**EXERCISE INSTRUCTIONS**
Below are records. Copy every line with "name" in it.

Items from a figure collection

=====

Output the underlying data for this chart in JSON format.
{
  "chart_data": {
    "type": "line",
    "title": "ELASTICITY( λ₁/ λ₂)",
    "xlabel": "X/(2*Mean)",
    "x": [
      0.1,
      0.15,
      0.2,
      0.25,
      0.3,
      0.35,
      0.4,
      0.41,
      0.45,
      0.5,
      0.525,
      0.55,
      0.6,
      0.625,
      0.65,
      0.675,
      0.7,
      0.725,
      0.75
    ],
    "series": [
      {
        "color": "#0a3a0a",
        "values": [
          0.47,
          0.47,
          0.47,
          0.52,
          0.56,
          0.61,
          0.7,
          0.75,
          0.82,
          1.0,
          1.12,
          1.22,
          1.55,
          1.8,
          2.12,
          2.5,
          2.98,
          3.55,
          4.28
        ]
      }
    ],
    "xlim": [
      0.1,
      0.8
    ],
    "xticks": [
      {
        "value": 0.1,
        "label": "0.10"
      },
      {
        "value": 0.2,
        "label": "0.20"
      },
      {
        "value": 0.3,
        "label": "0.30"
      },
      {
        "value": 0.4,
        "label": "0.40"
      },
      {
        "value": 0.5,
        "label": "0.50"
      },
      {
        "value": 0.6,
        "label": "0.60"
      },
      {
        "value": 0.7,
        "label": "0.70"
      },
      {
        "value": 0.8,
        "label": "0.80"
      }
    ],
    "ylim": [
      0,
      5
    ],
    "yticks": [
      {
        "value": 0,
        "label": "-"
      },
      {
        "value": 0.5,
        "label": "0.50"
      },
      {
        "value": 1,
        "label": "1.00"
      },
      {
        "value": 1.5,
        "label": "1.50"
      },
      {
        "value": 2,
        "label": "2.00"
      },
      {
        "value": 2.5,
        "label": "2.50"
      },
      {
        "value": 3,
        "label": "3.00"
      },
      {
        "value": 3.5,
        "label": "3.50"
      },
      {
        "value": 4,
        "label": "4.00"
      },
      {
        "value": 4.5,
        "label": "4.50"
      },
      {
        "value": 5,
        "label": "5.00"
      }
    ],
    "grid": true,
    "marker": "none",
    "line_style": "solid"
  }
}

=====

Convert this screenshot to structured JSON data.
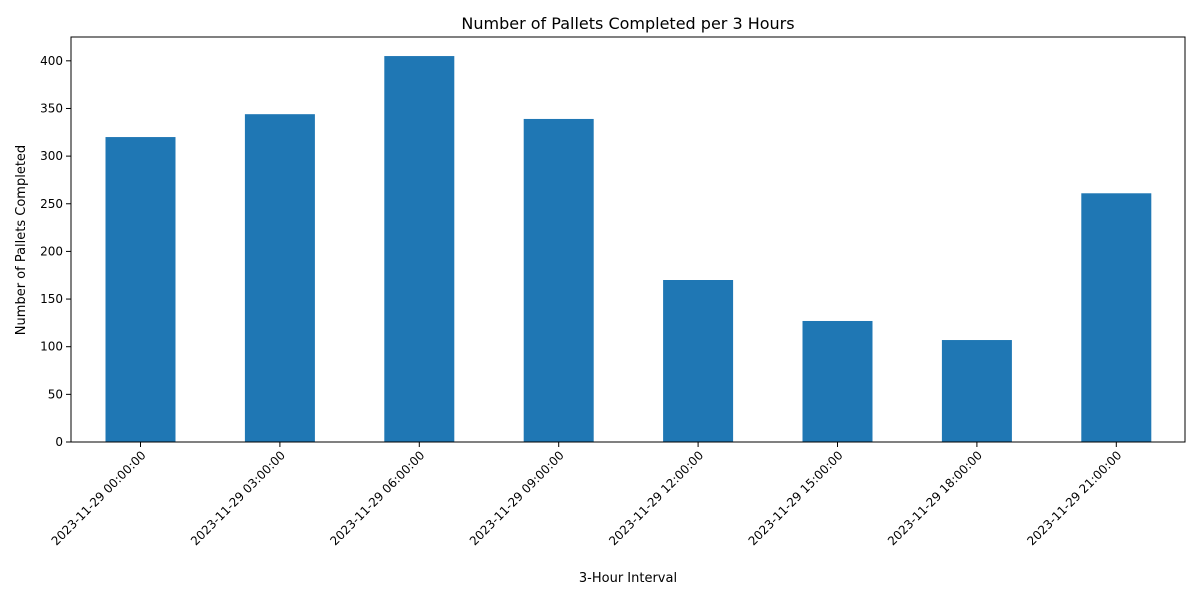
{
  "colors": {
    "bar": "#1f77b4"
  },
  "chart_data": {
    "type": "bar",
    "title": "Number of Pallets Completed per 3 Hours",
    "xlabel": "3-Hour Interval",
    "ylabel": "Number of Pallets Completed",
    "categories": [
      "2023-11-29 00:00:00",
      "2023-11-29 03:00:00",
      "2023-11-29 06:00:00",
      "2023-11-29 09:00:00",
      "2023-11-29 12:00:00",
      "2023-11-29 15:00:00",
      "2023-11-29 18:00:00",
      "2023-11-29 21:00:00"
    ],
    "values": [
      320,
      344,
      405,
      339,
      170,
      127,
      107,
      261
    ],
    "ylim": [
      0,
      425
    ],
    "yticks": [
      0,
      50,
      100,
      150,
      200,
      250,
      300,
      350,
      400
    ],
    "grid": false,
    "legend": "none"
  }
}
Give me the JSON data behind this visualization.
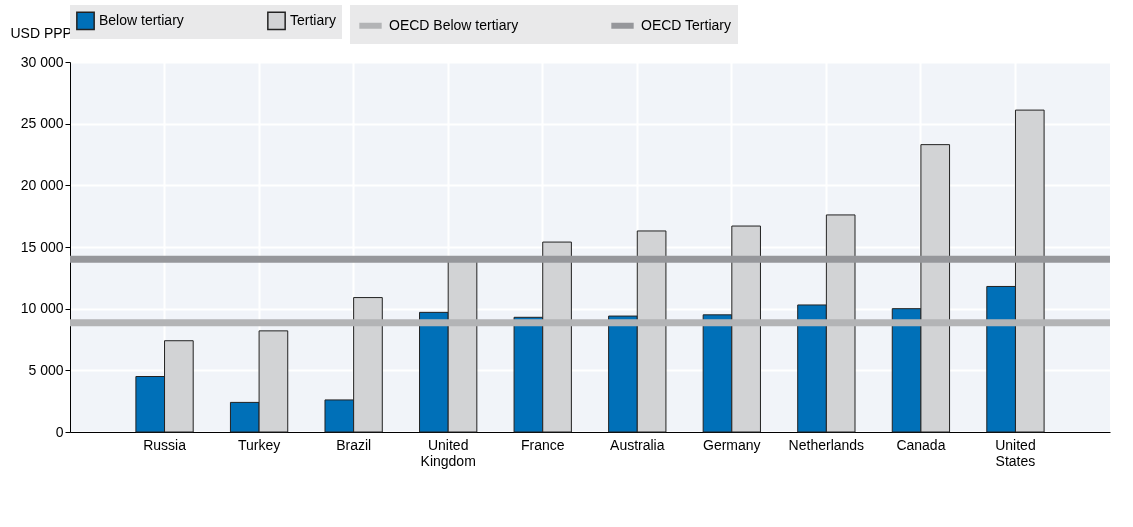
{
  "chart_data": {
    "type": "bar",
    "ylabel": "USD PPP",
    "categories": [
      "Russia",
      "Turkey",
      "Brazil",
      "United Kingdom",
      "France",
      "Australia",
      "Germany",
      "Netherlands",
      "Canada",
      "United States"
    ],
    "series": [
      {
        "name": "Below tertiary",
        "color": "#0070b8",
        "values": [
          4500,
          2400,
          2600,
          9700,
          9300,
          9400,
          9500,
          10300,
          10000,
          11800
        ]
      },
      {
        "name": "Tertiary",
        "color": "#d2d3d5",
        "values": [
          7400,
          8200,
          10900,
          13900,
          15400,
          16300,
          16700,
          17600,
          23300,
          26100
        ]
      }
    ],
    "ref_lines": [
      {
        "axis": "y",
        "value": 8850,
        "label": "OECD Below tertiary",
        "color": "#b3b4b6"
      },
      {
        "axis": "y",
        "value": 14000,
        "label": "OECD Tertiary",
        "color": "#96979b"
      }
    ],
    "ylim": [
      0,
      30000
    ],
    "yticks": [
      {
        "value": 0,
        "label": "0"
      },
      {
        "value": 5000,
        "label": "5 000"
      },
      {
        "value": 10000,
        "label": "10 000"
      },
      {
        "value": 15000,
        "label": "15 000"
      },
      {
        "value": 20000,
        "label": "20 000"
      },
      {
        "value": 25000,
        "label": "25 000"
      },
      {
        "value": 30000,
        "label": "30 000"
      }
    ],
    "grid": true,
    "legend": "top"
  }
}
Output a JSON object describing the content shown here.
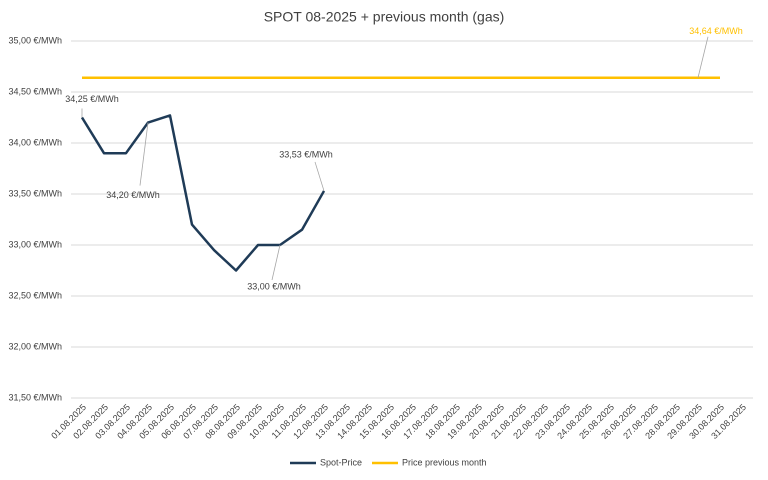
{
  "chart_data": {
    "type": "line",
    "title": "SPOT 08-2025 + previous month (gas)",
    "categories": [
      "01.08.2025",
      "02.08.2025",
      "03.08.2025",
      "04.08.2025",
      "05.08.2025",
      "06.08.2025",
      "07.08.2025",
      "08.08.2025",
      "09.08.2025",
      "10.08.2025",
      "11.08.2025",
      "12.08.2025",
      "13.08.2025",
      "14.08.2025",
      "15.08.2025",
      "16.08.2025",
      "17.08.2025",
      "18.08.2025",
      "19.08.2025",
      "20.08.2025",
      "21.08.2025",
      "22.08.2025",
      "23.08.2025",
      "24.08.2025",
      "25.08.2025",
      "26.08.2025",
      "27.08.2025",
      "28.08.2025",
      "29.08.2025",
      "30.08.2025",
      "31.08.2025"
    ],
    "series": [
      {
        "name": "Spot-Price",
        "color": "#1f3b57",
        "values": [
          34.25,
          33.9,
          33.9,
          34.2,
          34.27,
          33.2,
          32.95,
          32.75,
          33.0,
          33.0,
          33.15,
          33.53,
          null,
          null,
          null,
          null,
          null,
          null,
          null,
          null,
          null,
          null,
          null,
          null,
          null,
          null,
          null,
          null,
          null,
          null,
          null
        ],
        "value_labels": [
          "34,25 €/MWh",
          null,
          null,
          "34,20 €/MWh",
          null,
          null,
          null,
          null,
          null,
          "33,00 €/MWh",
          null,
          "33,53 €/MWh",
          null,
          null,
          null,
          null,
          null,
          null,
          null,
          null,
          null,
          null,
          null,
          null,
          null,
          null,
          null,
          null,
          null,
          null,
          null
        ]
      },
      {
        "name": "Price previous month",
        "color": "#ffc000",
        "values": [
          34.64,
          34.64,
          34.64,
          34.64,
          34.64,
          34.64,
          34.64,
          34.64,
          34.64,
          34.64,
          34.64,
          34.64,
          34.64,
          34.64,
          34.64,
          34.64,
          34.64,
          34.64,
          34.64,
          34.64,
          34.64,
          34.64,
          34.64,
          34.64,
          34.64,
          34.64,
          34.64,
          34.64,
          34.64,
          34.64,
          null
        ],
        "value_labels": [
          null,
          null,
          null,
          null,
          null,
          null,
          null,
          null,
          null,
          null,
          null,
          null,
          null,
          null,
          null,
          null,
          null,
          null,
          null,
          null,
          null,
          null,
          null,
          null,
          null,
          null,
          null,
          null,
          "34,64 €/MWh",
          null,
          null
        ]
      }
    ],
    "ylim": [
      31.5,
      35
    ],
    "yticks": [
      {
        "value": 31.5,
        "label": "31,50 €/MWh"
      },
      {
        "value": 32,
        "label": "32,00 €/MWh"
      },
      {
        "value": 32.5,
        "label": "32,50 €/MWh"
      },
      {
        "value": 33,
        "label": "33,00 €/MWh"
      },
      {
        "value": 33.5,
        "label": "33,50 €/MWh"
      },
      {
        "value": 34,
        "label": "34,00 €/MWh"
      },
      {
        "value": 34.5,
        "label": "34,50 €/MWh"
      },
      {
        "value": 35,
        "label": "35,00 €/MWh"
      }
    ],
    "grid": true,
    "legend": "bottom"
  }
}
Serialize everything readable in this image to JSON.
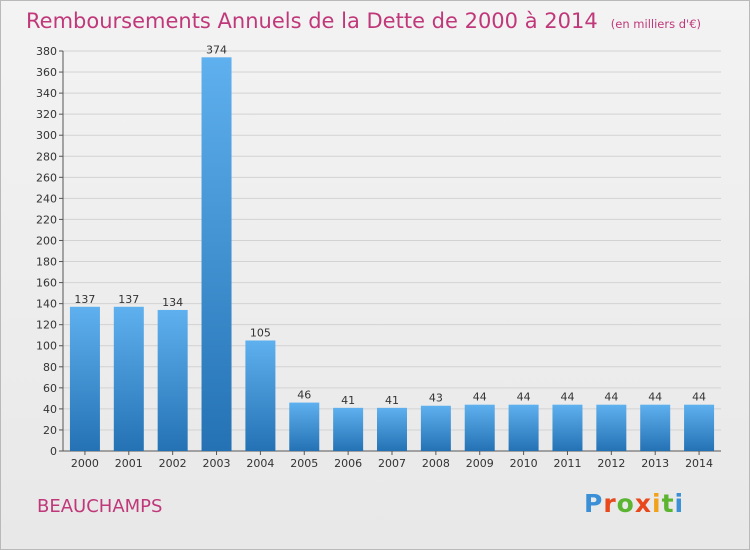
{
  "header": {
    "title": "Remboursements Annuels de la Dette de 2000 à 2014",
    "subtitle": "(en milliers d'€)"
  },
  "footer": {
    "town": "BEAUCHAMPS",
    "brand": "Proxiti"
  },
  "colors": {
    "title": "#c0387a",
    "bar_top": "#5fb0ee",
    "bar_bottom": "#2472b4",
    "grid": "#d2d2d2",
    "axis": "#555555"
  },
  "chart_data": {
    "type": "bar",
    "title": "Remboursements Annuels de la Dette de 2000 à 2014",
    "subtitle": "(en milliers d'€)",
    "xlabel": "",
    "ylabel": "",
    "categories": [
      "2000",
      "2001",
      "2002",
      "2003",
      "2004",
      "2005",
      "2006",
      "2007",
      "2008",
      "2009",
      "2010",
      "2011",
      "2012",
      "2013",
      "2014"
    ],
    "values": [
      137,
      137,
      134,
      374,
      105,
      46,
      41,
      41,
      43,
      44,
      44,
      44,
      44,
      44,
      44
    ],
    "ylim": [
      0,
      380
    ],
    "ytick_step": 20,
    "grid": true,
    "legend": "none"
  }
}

=====

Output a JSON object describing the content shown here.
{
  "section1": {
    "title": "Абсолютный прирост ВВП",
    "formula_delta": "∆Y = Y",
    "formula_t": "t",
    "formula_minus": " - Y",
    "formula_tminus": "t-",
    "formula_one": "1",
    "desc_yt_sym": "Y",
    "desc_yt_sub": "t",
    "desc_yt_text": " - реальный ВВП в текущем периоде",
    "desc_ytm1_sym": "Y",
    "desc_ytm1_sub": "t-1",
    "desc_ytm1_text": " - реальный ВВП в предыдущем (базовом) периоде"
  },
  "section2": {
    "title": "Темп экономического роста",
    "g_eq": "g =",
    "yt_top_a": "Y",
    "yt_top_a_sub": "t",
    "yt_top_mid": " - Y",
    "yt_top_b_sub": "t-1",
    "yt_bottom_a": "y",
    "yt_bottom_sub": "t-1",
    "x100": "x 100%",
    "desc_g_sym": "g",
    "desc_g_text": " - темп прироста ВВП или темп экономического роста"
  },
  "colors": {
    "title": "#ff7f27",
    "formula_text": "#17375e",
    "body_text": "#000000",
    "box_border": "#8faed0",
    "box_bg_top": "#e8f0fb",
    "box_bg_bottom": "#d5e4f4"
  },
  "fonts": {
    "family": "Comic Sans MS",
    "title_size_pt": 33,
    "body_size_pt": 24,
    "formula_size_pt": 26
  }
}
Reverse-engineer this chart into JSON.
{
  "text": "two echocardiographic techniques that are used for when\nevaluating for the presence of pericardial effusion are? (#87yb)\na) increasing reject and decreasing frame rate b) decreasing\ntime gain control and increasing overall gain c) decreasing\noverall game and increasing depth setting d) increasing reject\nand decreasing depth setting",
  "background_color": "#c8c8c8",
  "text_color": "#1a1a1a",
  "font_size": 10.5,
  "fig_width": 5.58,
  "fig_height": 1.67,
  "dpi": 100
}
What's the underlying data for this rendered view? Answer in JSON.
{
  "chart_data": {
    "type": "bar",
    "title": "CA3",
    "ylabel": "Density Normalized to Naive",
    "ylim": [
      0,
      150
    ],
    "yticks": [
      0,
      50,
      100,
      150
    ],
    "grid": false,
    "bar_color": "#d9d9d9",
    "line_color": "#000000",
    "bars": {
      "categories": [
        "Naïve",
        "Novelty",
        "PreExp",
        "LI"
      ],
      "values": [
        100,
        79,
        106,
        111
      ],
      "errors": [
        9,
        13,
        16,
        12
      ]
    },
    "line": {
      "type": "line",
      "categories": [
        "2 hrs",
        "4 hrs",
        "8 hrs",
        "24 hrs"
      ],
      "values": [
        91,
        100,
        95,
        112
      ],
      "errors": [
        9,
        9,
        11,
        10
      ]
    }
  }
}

=====

**OUTPUT BELOW**
        "name": "Below tertiary",
        "name": "Tertiary",
        "name": "Spot-Price",
        "name": "Price previous month",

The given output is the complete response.